DATA ROWS:

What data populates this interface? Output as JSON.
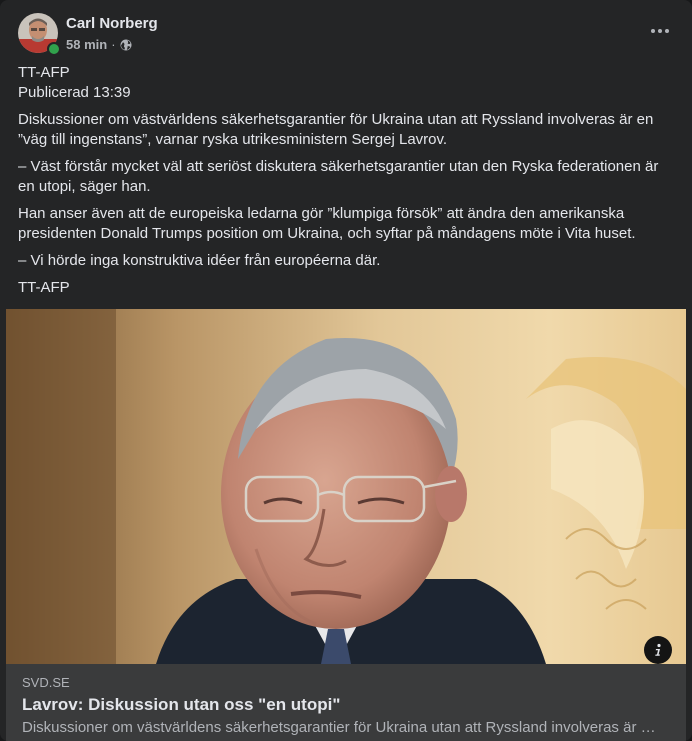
{
  "post": {
    "author": "Carl Norberg",
    "time": "58 min",
    "separator": "·",
    "privacy_icon": "globe-icon",
    "paragraphs": [
      "Diskussioner om västvärldens säkerhetsgarantier för Ukraina utan att Ryssland involveras är en ”väg till ingenstans”, varnar ryska utrikesministern Sergej Lavrov.",
      "– Väst förstår mycket väl att seriöst diskutera säkerhetsgarantier utan den Ryska federationen är en utopi, säger han.",
      "Han anser även att de europeiska ledarna gör ”klumpiga försök” att ändra den amerikanska presidenten Donald Trumps position om Ukraina, och syftar på måndagens möte i Vita huset.",
      "– Vi hörde inga konstruktiva idéer från européerna där.",
      "TT-AFP"
    ],
    "source_line": "TT-AFP",
    "published": "Publicerad 13:39"
  },
  "link_preview": {
    "domain": "SVD.SE",
    "title": "Lavrov: Diskussion utan oss \"en utopi\"",
    "description": "Diskussioner om västvärldens säkerhetsgarantier för Ukraina utan att Ryssland involveras är en ”väg till ingenstans”, varnar ryska utrikesministern Sergej Lavrov."
  },
  "colors": {
    "card_bg": "#242526",
    "link_bg": "#3a3b3c",
    "text_primary": "#e4e6eb",
    "text_secondary": "#b0b3b8",
    "online": "#31a24c"
  }
}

WHAT NEEDS TO BE DONE: From the listing above, copy all lines holding the word "Diskussioner".

ANSWER FOR THE TASK:
      "Diskussioner om västvärldens säkerhetsgarantier för Ukraina utan att Ryssland involveras är en ”väg till ingenstans”, varnar ryska utrikesministern Sergej Lavrov.",
    "description": "Diskussioner om västvärldens säkerhetsgarantier för Ukraina utan att Ryssland involveras är en ”väg till ingenstans”, varnar ryska utrikesministern Sergej Lavrov."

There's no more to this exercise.